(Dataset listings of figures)
· · ·

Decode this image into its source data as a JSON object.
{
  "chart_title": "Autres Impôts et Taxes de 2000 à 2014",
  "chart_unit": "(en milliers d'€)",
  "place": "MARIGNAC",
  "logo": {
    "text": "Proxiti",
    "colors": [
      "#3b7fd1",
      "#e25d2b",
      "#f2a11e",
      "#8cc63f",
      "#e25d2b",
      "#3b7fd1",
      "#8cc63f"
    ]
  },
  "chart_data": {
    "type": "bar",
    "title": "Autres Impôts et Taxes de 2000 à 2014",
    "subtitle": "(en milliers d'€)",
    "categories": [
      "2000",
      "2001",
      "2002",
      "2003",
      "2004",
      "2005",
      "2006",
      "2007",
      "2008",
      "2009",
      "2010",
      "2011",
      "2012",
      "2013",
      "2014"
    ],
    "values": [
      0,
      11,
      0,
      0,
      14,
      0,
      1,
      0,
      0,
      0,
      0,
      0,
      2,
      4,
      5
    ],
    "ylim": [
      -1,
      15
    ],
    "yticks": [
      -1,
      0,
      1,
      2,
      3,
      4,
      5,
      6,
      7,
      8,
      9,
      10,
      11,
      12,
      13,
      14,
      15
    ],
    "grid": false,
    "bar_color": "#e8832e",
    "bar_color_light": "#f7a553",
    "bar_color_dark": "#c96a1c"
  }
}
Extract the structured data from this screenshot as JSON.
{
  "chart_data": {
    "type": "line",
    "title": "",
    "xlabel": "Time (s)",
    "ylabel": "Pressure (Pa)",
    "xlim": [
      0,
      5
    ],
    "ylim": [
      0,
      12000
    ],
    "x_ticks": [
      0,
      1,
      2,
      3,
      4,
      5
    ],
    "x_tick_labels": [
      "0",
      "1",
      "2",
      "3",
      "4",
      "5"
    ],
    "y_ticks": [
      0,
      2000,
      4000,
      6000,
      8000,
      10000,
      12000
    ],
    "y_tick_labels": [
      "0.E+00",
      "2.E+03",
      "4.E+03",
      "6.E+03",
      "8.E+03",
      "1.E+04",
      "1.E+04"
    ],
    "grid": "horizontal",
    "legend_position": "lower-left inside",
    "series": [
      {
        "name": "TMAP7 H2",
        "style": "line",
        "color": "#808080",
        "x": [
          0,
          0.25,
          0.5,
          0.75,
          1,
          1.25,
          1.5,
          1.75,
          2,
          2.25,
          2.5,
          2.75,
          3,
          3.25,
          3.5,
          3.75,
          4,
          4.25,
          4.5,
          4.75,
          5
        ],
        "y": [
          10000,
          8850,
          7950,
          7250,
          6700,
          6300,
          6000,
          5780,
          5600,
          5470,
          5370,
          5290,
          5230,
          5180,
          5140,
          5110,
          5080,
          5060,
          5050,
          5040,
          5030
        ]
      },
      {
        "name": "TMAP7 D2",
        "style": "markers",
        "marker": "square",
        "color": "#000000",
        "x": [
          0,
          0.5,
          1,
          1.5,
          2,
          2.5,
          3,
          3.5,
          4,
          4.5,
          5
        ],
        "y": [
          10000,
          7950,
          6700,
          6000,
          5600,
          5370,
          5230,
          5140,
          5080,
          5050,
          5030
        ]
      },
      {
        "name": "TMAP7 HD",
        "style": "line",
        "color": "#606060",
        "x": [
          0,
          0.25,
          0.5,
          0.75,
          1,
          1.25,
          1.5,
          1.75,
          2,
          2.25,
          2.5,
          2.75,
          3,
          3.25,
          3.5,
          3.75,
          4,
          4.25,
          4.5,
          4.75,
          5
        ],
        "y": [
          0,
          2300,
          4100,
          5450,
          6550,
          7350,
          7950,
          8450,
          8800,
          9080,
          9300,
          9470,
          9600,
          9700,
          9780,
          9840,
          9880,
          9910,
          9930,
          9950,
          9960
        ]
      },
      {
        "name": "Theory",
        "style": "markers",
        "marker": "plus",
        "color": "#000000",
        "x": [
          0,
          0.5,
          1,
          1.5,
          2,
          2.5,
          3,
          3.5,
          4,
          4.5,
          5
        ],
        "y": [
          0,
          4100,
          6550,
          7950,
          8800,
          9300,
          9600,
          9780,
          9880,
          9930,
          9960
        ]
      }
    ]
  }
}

· · ·

◆ Problem ◆
Return all of the above records exactly, leaving no line out.

◆ Written solution ◆
Decode this image into its source data as a JSON object.
{
  "chart_title": "Autres Impôts et Taxes de 2000 à 2014",
  "chart_unit": "(en milliers d'€)",
  "place": "MARIGNAC",
  "logo": {
    "text": "Proxiti",
    "colors": [
      "#3b7fd1",
      "#e25d2b",
      "#f2a11e",
      "#8cc63f",
      "#e25d2b",
      "#3b7fd1",
      "#8cc63f"
    ]
  },
  "chart_data": {
    "type": "bar",
    "title": "Autres Impôts et Taxes de 2000 à 2014",
    "subtitle": "(en milliers d'€)",
    "categories": [
      "2000",
      "2001",
      "2002",
      "2003",
      "2004",
      "2005",
      "2006",
      "2007",
      "2008",
      "2009",
      "2010",
      "2011",
      "2012",
      "2013",
      "2014"
    ],
    "values": [
      0,
      11,
      0,
      0,
      14,
      0,
      1,
      0,
      0,
      0,
      0,
      0,
      2,
      4,
      5
    ],
    "ylim": [
      -1,
      15
    ],
    "yticks": [
      -1,
      0,
      1,
      2,
      3,
      4,
      5,
      6,
      7,
      8,
      9,
      10,
      11,
      12,
      13,
      14,
      15
    ],
    "grid": false,
    "bar_color": "#e8832e",
    "bar_color_light": "#f7a553",
    "bar_color_dark": "#c96a1c"
  }
}
Extract the structured data from this screenshot as JSON.
{
  "chart_data": {
    "type": "line",
    "title": "",
    "xlabel": "Time (s)",
    "ylabel": "Pressure (Pa)",
    "xlim": [
      0,
      5
    ],
    "ylim": [
      0,
      12000
    ],
    "x_ticks": [
      0,
      1,
      2,
      3,
      4,
      5
    ],
    "x_tick_labels": [
      "0",
      "1",
      "2",
      "3",
      "4",
      "5"
    ],
    "y_ticks": [
      0,
      2000,
      4000,
      6000,
      8000,
      10000,
      12000
    ],
    "y_tick_labels": [
      "0.E+00",
      "2.E+03",
      "4.E+03",
      "6.E+03",
      "8.E+03",
      "1.E+04",
      "1.E+04"
    ],
    "grid": "horizontal",
    "legend_position": "lower-left inside",
    "series": [
      {
        "name": "TMAP7 H2",
        "style": "line",
        "color": "#808080",
        "x": [
          0,
          0.25,
          0.5,
          0.75,
          1,
          1.25,
          1.5,
          1.75,
          2,
          2.25,
          2.5,
          2.75,
          3,
          3.25,
          3.5,
          3.75,
          4,
          4.25,
          4.5,
          4.75,
          5
        ],
        "y": [
          10000,
          8850,
          7950,
          7250,
          6700,
          6300,
          6000,
          5780,
          5600,
          5470,
          5370,
          5290,
          5230,
          5180,
          5140,
          5110,
          5080,
          5060,
          5050,
          5040,
          5030
        ]
      },
      {
        "name": "TMAP7 D2",
        "style": "markers",
        "marker": "square",
        "color": "#000000",
        "x": [
          0,
          0.5,
          1,
          1.5,
          2,
          2.5,
          3,
          3.5,
          4,
          4.5,
          5
        ],
        "y": [
          10000,
          7950,
          6700,
          6000,
          5600,
          5370,
          5230,
          5140,
          5080,
          5050,
          5030
        ]
      },
      {
        "name": "TMAP7 HD",
        "style": "line",
        "color": "#606060",
        "x": [
          0,
          0.25,
          0.5,
          0.75,
          1,
          1.25,
          1.5,
          1.75,
          2,
          2.25,
          2.5,
          2.75,
          3,
          3.25,
          3.5,
          3.75,
          4,
          4.25,
          4.5,
          4.75,
          5
        ],
        "y": [
          0,
          2300,
          4100,
          5450,
          6550,
          7350,
          7950,
          8450,
          8800,
          9080,
          9300,
          9470,
          9600,
          9700,
          9780,
          9840,
          9880,
          9910,
          9930,
          9950,
          9960
        ]
      },
      {
        "name": "Theory",
        "style": "markers",
        "marker": "plus",
        "color": "#000000",
        "x": [
          0,
          0.5,
          1,
          1.5,
          2,
          2.5,
          3,
          3.5,
          4,
          4.5,
          5
        ],
        "y": [
          0,
          4100,
          6550,
          7950,
          8800,
          9300,
          9600,
          9780,
          9880,
          9930,
          9960
        ]
      }
    ]
  }
}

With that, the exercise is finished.